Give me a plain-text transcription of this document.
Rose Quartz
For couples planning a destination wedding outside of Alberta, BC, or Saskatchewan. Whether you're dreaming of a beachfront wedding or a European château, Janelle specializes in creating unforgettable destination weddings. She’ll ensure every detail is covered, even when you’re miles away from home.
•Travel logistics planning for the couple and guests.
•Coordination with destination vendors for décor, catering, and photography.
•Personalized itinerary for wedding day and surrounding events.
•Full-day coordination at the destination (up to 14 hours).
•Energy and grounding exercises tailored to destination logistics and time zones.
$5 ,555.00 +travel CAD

What you have to do:
Faithfully reproduce all of the records, character for character.

Response to this exercise:
Give me a plain-text transcription of this document.
Rose Quartz
For couples planning a destination wedding outside of Alberta, BC, or Saskatchewan. Whether you're dreaming of a beachfront wedding or a European château, Janelle specializes in creating unforgettable destination weddings. She’ll ensure every detail is covered, even when you’re miles away from home.
•Travel logistics planning for the couple and guests.
•Coordination with destination vendors for décor, catering, and photography.
•Personalized itinerary for wedding day and surrounding events.
•Full-day coordination at the destination (up to 14 hours).
•Energy and grounding exercises tailored to destination logistics and time zones.
$5 ,555.00 +travel CAD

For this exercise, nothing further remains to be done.